» RECORDS
********

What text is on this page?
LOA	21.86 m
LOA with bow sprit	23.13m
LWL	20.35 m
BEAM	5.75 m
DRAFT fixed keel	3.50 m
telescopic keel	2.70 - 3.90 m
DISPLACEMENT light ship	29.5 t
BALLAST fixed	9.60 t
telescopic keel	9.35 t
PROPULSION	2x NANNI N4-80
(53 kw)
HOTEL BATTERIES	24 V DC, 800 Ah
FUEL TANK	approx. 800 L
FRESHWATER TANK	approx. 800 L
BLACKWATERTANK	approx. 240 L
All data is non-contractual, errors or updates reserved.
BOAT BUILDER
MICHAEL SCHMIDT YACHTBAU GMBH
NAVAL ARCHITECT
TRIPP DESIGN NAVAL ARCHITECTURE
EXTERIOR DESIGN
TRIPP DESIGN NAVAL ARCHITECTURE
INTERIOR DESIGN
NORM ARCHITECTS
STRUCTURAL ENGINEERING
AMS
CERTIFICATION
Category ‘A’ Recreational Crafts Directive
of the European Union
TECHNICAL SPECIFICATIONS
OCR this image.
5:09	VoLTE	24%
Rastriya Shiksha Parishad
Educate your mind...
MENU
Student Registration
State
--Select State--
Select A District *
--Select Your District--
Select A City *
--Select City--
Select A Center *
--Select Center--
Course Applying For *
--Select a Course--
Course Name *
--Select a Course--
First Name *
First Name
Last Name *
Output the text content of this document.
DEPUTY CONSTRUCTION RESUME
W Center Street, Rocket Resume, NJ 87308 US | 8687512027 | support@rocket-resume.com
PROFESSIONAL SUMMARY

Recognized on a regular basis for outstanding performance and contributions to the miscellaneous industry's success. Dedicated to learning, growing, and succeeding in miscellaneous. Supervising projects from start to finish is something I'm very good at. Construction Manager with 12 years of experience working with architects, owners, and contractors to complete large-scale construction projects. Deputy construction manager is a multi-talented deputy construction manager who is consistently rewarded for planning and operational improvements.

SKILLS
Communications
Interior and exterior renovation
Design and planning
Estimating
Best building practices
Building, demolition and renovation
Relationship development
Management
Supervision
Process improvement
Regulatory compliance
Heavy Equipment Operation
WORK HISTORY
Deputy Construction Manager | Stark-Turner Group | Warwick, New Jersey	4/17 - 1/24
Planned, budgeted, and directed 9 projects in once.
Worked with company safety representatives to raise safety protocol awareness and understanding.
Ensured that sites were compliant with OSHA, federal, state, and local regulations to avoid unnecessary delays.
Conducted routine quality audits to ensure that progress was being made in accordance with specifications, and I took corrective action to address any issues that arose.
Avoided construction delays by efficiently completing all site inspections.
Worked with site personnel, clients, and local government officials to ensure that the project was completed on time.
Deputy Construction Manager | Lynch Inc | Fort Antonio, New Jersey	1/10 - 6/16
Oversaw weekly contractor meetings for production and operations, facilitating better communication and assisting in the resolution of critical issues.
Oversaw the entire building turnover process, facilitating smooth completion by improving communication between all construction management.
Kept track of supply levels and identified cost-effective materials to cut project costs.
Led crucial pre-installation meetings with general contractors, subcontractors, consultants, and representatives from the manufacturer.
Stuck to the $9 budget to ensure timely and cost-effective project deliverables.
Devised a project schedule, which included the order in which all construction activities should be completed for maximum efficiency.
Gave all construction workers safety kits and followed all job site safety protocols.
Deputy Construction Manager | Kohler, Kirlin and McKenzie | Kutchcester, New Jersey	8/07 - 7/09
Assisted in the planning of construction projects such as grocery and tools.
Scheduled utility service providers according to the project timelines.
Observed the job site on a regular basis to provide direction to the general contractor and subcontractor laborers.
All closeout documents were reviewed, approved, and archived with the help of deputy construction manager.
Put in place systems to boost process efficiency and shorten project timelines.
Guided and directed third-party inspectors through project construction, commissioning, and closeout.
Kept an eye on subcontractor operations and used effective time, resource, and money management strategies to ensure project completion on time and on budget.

********

» YOUR TASK
Repeat all the entries exactly as given.

» ANSWER
What text is on this page?
LOA	21.86 m
LOA with bow sprit	23.13m
LWL	20.35 m
BEAM	5.75 m
DRAFT fixed keel	3.50 m
telescopic keel	2.70 - 3.90 m
DISPLACEMENT light ship	29.5 t
BALLAST fixed	9.60 t
telescopic keel	9.35 t
PROPULSION	2x NANNI N4-80
(53 kw)
HOTEL BATTERIES	24 V DC, 800 Ah
FUEL TANK	approx. 800 L
FRESHWATER TANK	approx. 800 L
BLACKWATERTANK	approx. 240 L
All data is non-contractual, errors or updates reserved.
BOAT BUILDER
MICHAEL SCHMIDT YACHTBAU GMBH
NAVAL ARCHITECT
TRIPP DESIGN NAVAL ARCHITECTURE
EXTERIOR DESIGN
TRIPP DESIGN NAVAL ARCHITECTURE
INTERIOR DESIGN
NORM ARCHITECTS
STRUCTURAL ENGINEERING
AMS
CERTIFICATION
Category ‘A’ Recreational Crafts Directive
of the European Union
TECHNICAL SPECIFICATIONS
OCR this image.
5:09	VoLTE	24%
Rastriya Shiksha Parishad
Educate your mind...
MENU
Student Registration
State
--Select State--
Select A District *
--Select Your District--
Select A City *
--Select City--
Select A Center *
--Select Center--
Course Applying For *
--Select a Course--
Course Name *
--Select a Course--
First Name *
First Name
Last Name *
Output the text content of this document.
DEPUTY CONSTRUCTION RESUME
W Center Street, Rocket Resume, NJ 87308 US | 8687512027 | support@rocket-resume.com
PROFESSIONAL SUMMARY

Recognized on a regular basis for outstanding performance and contributions to the miscellaneous industry's success. Dedicated to learning, growing, and succeeding in miscellaneous. Supervising projects from start to finish is something I'm very good at. Construction Manager with 12 years of experience working with architects, owners, and contractors to complete large-scale construction projects. Deputy construction manager is a multi-talented deputy construction manager who is consistently rewarded for planning and operational improvements.

SKILLS
Communications
Interior and exterior renovation
Design and planning
Estimating
Best building practices
Building, demolition and renovation
Relationship development
Management
Supervision
Process improvement
Regulatory compliance
Heavy Equipment Operation
WORK HISTORY
Deputy Construction Manager | Stark-Turner Group | Warwick, New Jersey	4/17 - 1/24
Planned, budgeted, and directed 9 projects in once.
Worked with company safety representatives to raise safety protocol awareness and understanding.
Ensured that sites were compliant with OSHA, federal, state, and local regulations to avoid unnecessary delays.
Conducted routine quality audits to ensure that progress was being made in accordance with specifications, and I took corrective action to address any issues that arose.
Avoided construction delays by efficiently completing all site inspections.
Worked with site personnel, clients, and local government officials to ensure that the project was completed on time.
Deputy Construction Manager | Lynch Inc | Fort Antonio, New Jersey	1/10 - 6/16
Oversaw weekly contractor meetings for production and operations, facilitating better communication and assisting in the resolution of critical issues.
Oversaw the entire building turnover process, facilitating smooth completion by improving communication between all construction management.
Kept track of supply levels and identified cost-effective materials to cut project costs.
Led crucial pre-installation meetings with general contractors, subcontractors, consultants, and representatives from the manufacturer.
Stuck to the $9 budget to ensure timely and cost-effective project deliverables.
Devised a project schedule, which included the order in which all construction activities should be completed for maximum efficiency.
Gave all construction workers safety kits and followed all job site safety protocols.
Deputy Construction Manager | Kohler, Kirlin and McKenzie | Kutchcester, New Jersey	8/07 - 7/09
Assisted in the planning of construction projects such as grocery and tools.
Scheduled utility service providers according to the project timelines.
Observed the job site on a regular basis to provide direction to the general contractor and subcontractor laborers.
All closeout documents were reviewed, approved, and archived with the help of deputy construction manager.
Put in place systems to boost process efficiency and shorten project timelines.
Guided and directed third-party inspectors through project construction, commissioning, and closeout.
Kept an eye on subcontractor operations and used effective time, resource, and money management strategies to ensure project completion on time and on budget.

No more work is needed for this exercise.